--- START INPUT DATA ---
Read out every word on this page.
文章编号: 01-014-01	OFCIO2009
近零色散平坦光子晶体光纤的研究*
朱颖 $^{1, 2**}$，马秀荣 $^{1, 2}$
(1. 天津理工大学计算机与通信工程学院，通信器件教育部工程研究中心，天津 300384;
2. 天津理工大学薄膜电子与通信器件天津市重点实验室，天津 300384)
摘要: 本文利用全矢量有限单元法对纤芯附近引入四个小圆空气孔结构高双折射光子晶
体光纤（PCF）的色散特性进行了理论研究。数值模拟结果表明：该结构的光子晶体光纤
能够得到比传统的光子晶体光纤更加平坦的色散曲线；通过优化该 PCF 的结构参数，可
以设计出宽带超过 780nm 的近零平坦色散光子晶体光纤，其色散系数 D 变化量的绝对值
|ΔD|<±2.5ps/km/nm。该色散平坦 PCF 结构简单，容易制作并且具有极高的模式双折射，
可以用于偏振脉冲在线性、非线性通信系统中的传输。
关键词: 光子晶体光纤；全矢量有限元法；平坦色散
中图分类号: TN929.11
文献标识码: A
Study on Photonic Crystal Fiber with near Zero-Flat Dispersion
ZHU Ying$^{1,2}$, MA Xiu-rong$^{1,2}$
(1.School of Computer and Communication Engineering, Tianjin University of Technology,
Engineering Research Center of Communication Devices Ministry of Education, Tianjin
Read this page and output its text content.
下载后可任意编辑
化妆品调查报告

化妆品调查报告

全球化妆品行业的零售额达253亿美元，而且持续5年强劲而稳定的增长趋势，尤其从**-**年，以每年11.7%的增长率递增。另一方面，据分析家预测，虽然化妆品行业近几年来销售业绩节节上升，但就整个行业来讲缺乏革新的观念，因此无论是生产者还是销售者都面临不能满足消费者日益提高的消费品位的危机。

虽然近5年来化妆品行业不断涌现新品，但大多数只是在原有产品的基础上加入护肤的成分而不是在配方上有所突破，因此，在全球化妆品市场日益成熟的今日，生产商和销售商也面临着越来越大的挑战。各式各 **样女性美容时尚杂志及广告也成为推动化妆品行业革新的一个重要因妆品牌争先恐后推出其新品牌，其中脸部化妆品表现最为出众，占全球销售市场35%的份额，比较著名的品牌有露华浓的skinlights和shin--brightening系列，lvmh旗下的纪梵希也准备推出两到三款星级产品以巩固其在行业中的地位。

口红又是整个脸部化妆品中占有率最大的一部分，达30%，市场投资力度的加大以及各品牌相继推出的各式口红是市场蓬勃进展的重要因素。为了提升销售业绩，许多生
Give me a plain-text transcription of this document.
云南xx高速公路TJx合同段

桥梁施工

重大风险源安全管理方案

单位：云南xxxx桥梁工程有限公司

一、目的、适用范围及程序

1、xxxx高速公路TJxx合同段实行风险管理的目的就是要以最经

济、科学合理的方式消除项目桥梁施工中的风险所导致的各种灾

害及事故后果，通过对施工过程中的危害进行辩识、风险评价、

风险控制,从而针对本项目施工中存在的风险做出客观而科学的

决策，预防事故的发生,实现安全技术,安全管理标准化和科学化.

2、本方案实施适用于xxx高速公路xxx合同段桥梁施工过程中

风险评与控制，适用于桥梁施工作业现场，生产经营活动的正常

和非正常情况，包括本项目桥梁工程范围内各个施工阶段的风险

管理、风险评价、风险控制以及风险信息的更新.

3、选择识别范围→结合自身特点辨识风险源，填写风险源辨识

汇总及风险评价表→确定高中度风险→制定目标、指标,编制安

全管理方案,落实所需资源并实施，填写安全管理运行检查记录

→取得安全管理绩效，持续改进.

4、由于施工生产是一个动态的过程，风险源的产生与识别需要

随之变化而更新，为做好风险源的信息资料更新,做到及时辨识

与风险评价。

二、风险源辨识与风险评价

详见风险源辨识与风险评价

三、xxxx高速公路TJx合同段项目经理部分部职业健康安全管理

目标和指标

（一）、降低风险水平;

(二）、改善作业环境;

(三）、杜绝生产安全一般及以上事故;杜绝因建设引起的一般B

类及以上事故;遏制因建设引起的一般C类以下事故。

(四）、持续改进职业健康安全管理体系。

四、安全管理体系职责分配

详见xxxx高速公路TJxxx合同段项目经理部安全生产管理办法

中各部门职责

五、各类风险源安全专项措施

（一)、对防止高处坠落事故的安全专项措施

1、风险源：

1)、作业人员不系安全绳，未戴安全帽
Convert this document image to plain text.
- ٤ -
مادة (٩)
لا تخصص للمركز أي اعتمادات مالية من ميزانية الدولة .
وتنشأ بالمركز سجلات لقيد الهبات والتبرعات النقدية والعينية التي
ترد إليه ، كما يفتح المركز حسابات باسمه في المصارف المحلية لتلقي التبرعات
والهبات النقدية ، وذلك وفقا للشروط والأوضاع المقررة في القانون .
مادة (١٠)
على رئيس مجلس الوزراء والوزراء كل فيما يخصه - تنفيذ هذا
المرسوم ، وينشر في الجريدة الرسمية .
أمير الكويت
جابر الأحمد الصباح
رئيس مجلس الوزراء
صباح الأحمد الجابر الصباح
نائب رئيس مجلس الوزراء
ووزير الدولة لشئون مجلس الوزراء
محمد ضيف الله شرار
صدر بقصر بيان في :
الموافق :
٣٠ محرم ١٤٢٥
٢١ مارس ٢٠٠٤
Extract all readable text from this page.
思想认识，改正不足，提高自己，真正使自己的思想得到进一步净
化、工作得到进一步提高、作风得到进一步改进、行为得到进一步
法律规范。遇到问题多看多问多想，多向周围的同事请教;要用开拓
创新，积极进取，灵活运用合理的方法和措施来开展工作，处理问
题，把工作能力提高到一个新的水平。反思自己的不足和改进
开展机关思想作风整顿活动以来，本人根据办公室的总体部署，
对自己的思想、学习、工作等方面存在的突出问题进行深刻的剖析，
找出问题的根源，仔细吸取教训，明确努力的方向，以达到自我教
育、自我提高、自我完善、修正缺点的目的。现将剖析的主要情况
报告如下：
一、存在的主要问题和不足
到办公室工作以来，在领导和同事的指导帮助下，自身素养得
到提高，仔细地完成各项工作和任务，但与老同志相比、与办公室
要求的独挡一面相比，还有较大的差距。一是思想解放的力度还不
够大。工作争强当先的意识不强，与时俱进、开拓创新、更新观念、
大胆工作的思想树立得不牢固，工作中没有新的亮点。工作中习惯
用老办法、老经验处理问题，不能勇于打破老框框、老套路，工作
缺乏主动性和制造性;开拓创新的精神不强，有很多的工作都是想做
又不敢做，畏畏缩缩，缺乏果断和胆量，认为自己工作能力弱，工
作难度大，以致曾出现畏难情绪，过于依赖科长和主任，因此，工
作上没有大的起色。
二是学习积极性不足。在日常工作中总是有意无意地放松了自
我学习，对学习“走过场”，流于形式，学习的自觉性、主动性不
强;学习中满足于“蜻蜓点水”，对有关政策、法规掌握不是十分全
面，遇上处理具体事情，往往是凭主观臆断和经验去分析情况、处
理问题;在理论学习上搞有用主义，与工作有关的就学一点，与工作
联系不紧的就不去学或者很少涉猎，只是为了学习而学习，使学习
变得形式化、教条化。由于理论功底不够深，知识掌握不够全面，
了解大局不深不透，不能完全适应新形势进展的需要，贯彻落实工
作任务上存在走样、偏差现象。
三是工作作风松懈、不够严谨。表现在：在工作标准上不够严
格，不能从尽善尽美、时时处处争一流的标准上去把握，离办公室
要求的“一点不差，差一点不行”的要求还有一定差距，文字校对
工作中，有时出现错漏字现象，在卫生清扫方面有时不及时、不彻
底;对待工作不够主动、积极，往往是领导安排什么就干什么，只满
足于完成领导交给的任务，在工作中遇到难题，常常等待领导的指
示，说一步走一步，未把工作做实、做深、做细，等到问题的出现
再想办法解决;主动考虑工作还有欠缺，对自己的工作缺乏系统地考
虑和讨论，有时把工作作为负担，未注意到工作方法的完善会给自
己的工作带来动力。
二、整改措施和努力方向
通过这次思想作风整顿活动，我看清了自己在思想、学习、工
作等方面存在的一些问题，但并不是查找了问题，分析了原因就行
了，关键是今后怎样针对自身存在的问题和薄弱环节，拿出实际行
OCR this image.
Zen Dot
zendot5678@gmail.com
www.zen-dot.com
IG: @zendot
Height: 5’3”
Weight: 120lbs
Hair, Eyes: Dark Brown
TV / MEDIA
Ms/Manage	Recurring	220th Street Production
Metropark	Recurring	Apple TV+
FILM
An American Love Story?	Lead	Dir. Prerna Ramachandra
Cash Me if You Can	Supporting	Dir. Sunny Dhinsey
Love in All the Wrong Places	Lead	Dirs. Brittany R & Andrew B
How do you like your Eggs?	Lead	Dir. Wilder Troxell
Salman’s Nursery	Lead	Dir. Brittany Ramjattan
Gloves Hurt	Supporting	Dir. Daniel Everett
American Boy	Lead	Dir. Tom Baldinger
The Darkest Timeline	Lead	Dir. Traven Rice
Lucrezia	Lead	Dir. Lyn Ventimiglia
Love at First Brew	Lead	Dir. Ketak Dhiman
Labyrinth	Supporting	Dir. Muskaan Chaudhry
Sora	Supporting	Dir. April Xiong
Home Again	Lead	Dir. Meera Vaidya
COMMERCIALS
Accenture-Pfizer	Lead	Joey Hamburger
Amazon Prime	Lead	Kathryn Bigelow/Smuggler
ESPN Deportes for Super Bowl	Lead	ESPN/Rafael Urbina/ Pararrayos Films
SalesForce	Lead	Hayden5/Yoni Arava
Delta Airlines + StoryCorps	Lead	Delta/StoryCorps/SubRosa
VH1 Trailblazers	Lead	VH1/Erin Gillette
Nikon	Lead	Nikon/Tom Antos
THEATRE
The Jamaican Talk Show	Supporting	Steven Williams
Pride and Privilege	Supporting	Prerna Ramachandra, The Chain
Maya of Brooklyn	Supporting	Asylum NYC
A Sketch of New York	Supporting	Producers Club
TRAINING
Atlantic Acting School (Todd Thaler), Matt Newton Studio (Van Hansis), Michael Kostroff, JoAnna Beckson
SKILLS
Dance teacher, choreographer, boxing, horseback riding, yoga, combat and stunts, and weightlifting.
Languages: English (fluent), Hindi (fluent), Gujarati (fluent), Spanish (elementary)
--- END INPUT DATA ---
### TASK DESCRIPTION
Go through the records above and copy every line with the word "مجلس".

### RESPONSE TO THE TASK
على رئيس مجلس الوزراء والوزراء كل فيما يخصه - تنفيذ هذا
رئيس مجلس الوزراء
نائب رئيس مجلس الوزراء
ووزير الدولة لشئون مجلس الوزراء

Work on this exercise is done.